## SOURCE
* begin *
What I realized is that everything I’ve done so far has been solely for my benefit. The majority of what I’ve cluttered up my brain, blog and hard drive with regarding this story so far will never see the page in the final story. I don’t consider it wasted time at all because I had to know it and work through it to find the story that was hiding underneath.

Unfortunately, what I did realize is that I’ve mostly abandoned the approach I was trying to take. I still think it’s very puzzle-like in trying to determine what goes where, what A means for B, and why C has to happen before D can. But thinking about the “layout” and who and what need to populate the story have been pushed aside in my quest to find the story I want to write itself.

Now that I have an overview of what I want to do (and it might not look like it contains all the same plot points as before, but they’re still bouncing around my head and woven in and around what is there. The original folktale seems to be mostly backstory and supporting details for the hero’s storyline, but the heroine is taking over the show and what the story is about has changed because of the decisions I’ve forced the characters to make and the histories I’ve given them.

So, back to swishing these poor characters around. Mmm… it’s starting to look like soup… I mean a story! What do you think?

Alexander can’t help helping others and when he learns a woman has been kidnapped from the old gypsy woman he rescued from a ditch, things start to go wrong. He finds the woman, but Anthea refuses to leave before she can recover the key to her father’s breeding program that was stolen by her “captives”. Meanwhile, the matriarch plans to force Anthea into marriage with her eldest son because of her own impeccable bloodline. Eventually, Alex figures out that he needs a little outside help in order to help solve Anthea’s problems and that he likes her as she is. Alex and Anthea manage to escape with the key but the family pursues them. Will society’s notions of propriety trap her forever or will true love free her to be her self.

Oh, and you can expect to hear a lot more about a couple of my presents in the future: DH got me Robert McKee’s Story: Substance, Structure, Style and The Principles of Screenwriting and my mom got me a copy of Nancy Kress’s Beginnings, Middles & Ends.

KISS

I have been working on the Flower Queen’s Daughter story. I decided I needed to dig deeper and figure out the heroine’s storyline and what her own journey looks like. So far, I detailed conflicts and beats for the first four scenes. My real issue is with keeping things simple and preventing them from becoming overcomplicated.

Anthea is a bit of a tomboy, filling the role of the son her parents never had. She’s horse-mad and her mother is not pleased. Our heroine promised her father on his deathbed to oversee the family stables and continue his work on the breeding line.

Her mother wishes her daughter settled in a comfortable marriage, not dirty and smelling of horse. She doesn’t know about the promise and tries to forbid Anthea from spending her time in the stable.
* end *
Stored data
* begin *
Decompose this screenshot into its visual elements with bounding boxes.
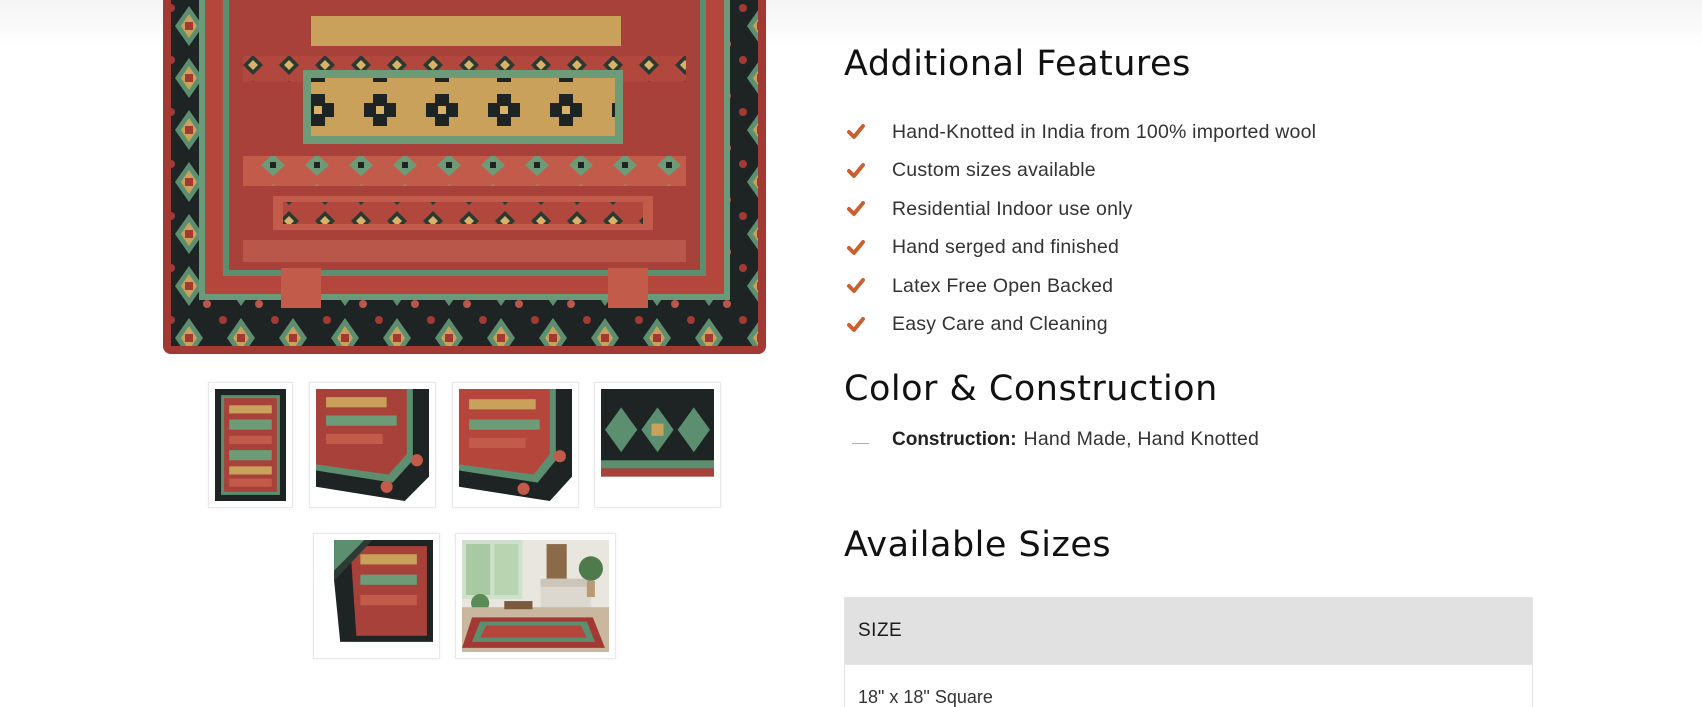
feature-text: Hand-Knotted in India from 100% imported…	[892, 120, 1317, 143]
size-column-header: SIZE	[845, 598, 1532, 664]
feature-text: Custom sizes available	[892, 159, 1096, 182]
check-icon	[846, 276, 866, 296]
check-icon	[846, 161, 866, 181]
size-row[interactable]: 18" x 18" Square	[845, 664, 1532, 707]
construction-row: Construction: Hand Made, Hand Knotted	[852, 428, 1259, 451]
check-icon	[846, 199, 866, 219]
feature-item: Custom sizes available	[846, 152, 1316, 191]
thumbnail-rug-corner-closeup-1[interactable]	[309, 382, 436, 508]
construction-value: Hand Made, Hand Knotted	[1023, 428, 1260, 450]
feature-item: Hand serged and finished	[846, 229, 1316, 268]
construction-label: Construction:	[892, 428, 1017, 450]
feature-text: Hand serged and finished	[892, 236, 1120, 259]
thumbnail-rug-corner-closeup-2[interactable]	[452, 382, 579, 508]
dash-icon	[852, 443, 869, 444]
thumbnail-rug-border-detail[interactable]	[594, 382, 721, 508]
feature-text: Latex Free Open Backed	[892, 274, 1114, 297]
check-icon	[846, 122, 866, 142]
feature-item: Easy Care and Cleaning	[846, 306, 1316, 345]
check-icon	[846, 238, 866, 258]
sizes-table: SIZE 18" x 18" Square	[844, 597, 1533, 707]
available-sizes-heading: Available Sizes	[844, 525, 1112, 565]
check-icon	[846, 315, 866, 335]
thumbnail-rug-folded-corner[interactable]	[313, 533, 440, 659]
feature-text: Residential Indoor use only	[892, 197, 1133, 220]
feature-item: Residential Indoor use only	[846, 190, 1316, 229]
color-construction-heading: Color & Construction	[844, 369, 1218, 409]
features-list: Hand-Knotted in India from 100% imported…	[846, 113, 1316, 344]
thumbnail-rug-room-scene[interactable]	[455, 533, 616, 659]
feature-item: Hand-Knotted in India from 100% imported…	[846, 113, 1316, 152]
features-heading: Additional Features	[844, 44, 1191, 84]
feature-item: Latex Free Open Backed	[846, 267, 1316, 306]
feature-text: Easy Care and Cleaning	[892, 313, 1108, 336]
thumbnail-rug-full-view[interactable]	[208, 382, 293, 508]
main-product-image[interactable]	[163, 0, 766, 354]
* end *
* begin *
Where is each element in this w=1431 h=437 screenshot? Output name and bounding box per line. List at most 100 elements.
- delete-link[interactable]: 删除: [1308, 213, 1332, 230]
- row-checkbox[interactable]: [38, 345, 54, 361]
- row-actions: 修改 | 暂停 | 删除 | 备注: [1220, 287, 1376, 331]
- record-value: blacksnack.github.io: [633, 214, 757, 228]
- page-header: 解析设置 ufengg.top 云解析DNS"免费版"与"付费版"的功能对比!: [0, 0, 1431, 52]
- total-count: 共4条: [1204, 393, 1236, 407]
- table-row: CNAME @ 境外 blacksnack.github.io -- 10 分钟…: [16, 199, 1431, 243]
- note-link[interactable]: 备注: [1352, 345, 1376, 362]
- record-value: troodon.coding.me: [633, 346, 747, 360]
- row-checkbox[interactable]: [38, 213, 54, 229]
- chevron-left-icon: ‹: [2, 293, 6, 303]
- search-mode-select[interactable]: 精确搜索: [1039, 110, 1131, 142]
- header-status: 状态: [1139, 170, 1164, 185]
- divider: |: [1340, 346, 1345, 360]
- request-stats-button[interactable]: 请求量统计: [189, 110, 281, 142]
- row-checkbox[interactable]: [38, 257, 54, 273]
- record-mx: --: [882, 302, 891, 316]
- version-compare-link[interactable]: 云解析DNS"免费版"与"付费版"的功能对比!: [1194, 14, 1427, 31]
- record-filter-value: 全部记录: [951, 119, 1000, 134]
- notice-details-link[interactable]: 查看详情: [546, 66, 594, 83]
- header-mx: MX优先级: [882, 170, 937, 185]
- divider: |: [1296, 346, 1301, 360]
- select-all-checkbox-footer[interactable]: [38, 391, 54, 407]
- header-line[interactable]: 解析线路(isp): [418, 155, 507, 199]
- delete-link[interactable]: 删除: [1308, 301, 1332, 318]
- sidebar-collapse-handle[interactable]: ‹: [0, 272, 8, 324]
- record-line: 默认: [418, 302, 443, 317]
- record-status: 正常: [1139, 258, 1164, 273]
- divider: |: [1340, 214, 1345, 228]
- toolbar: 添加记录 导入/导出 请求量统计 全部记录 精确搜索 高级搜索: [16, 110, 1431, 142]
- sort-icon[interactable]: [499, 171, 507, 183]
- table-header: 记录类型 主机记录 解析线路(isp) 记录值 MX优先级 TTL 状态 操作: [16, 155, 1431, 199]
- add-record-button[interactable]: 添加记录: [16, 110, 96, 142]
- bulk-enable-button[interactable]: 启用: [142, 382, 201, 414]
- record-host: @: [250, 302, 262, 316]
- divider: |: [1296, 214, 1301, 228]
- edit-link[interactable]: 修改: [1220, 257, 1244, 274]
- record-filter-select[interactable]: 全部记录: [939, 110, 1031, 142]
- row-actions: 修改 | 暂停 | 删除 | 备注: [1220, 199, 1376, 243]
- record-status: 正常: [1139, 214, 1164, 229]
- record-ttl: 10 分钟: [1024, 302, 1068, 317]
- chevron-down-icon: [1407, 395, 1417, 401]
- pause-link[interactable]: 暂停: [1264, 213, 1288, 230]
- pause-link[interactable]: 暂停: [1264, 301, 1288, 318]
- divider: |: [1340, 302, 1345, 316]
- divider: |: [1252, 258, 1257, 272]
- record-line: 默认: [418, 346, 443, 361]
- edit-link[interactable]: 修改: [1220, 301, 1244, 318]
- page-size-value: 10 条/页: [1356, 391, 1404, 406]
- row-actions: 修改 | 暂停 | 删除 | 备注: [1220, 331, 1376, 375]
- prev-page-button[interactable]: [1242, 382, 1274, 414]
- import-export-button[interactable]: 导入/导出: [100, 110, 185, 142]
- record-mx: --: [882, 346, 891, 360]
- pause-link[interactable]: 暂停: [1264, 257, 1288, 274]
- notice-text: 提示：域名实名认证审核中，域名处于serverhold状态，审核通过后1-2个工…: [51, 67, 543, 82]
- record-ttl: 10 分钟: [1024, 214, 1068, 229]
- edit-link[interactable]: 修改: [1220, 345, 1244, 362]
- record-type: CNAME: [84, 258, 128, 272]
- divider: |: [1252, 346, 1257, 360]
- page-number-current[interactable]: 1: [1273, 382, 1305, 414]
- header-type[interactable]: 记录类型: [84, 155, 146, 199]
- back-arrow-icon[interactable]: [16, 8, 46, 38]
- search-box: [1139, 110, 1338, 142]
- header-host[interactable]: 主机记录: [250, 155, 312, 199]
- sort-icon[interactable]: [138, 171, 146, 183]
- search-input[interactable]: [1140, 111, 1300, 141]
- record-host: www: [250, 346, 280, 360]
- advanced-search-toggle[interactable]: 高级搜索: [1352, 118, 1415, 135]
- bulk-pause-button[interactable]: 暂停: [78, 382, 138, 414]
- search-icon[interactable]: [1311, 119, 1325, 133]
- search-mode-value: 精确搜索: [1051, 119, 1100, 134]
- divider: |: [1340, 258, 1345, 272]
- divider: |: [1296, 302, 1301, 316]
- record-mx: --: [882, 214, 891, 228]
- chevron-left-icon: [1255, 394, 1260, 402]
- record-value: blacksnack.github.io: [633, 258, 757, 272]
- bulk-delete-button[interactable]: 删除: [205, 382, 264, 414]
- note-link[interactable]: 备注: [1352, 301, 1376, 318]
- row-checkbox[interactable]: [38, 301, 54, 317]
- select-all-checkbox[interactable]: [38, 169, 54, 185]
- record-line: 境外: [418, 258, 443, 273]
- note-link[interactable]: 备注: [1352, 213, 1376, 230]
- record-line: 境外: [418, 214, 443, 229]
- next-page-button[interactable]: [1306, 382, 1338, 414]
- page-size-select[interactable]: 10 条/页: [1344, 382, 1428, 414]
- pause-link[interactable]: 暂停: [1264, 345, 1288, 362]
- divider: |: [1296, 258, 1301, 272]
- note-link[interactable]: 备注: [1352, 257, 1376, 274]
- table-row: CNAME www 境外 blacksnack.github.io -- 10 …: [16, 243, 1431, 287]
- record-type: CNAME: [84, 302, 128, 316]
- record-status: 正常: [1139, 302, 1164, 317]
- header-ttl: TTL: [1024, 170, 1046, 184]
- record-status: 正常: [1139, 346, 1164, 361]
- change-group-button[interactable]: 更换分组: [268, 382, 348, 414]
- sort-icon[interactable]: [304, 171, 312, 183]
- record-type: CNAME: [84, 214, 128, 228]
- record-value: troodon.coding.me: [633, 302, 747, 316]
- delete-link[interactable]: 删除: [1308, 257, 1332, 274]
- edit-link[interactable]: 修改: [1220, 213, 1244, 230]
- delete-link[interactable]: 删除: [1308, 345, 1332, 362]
* end *
## DIRECTIVE 1
According to the blog post about the Flower Queen's Daughter story, what did Anthea promise her father on his deathbed?
## DIRECTIVE 2
Write out the passage of the blog post about the Flower Queen's Daughter story starting with "Anthea is a" and going on through "in the stable.".
## DIRECTIVE 3
Resume the blog post about the Flower Queen's Daughter story after its final sentence.

## EXERCISE RESULT 1
She promised to oversee the family stables and continue his work on the breeding line.

## EXERCISE RESULT 2
Anthea is a bit of a tomboy, filling the role of the son her parents never had. She’s horse-mad and her mother is not pleased. Our heroine promised her father on his deathbed to oversee the family stables and continue his work on the breeding line.

Her mother wishes her daughter settled in a comfortable marriage, not dirty and smelling of horse. She doesn’t know about the promise and tries to forbid Anthea from spending her time in the stable.

## EXERCISE RESULT 3
While working with the steward, Anthea discovers one of their mares was pregnant when she was sold and this foal turns out to be a key part of the breeding program and must be recovered if her father’s goals are to be achieved.

Her mother is overjoyed by Anthea’s invitation to the Dragon Family’s House Party. Anthea agrees to go, but for much different reasons, she tracked the sale of the pregnant mare to them. However, neither realizes why Dragon Mother extended the invite.

Unfortunately, that’s as far as I’ve gotten. This week’s plan is to sit down and hammer on the heroine’s storyline some more. The general idea of where I want to take her exists, but I need to weave it into the original hero’s story.

I think my new mantra needs to be K.I.S.S. Keep it simple, stupid. Everything keeps getting tangled up and I end up chasing down rabbit holes after complications that are in most cases unnecessary. I rarely attempt to write short and don’t think I would be able to do so without problems. I read a couple articles on the topic, but my brain doesn’t understand the difference between dilemma and major conflict.

The ability to estimate word counts is currently beyond me. If someone asks how long a story will be, you got me. Not a clue. If I consider my difficulties in finishing what I start, this shouldn’t come as a surprise.

So here’s what I have for the heroine’s story so far:

Flora wants her daughter, Anthea, to be more ladylike because she knows a hoyden won’t land a suitable husband. However, on his deathbed, Anthea promised her father to carry on his breeding program at the family stables.

Anthea and the steward discover Dragon family stole foal when they bought a mare last season. She realizes this foal holds the key to her father’s breeding plan and vows to get it back.

Anthea wants to make her mother happy but can’t seem to do it when her mother asks for her promise not to search out the stolen foal and to think about her future.

She receives invitation to Dragon’s house party and sees it as a way to keep promise to both parents. Little does Anthea realize, she has been invited because the Dragon Mother wants to compromise her into marrying her eldest son.

Ker-Snap!


Amazing book! Romance Writing How To written by Leigh Michaels

I mentioned in a comment of my previous post on trying to figure out how to structure a new romance story that I’d just purchased two craft books and experienced one of those Aha! moments while reading the first one: On Writing Romance: How to Craft a Novel That Sells by Leigh Michaels.

I shall now go bang my head against my desk.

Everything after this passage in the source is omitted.